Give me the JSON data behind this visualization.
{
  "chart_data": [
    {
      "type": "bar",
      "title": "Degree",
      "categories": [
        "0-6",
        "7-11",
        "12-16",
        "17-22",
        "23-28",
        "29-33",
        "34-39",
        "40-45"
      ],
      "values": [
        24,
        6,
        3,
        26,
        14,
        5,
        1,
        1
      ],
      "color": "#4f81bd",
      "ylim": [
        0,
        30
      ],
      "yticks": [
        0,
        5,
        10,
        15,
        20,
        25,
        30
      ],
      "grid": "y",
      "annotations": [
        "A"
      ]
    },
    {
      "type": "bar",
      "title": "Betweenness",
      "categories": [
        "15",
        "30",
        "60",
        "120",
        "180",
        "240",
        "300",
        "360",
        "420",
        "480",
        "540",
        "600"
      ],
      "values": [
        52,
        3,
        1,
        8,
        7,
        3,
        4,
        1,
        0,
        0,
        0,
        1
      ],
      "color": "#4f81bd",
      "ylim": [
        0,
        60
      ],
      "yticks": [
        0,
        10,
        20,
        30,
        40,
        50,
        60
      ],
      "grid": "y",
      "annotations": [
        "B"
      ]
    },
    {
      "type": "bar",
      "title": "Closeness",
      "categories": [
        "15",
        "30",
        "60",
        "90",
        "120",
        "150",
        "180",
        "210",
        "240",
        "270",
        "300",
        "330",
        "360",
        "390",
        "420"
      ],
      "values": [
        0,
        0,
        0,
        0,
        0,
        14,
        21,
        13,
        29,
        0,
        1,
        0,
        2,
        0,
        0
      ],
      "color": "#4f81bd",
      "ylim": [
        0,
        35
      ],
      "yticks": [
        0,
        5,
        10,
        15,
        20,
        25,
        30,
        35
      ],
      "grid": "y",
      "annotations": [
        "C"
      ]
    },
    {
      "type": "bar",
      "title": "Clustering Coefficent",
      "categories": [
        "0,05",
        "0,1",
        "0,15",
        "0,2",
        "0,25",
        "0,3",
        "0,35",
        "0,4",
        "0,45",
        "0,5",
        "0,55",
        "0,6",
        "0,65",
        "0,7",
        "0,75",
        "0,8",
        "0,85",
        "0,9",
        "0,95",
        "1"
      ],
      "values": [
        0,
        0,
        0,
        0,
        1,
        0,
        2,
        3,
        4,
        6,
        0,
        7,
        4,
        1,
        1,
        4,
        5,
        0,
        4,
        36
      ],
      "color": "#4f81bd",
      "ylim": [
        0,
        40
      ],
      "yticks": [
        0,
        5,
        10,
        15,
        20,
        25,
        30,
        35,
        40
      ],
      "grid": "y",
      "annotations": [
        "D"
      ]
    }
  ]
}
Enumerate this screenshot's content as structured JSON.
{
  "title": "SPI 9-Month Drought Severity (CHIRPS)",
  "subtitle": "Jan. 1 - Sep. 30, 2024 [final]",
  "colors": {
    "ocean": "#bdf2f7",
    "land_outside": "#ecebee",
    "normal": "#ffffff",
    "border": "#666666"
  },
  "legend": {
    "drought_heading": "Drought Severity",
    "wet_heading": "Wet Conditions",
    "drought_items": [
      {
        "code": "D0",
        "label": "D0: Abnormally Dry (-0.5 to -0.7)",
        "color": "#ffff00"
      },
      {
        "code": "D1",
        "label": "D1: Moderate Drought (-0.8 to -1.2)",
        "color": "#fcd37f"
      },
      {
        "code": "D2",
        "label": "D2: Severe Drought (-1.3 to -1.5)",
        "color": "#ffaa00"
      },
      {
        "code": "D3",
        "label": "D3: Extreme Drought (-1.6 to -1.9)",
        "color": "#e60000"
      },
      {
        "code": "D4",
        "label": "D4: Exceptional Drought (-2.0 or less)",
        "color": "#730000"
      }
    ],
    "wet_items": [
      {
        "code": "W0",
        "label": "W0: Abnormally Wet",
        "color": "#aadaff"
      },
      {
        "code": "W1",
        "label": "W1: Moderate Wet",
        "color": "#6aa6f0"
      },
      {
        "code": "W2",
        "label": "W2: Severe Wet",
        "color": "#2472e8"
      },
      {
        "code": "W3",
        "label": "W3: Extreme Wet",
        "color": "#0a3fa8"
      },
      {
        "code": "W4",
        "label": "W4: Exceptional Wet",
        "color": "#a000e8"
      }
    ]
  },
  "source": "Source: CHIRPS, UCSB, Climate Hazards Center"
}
------------------------------------
▶ **Problem description**: Examine the records and report how many lines contain the string "Extreme". Only the number should be given.

▶ **Solution to this exercise**: 2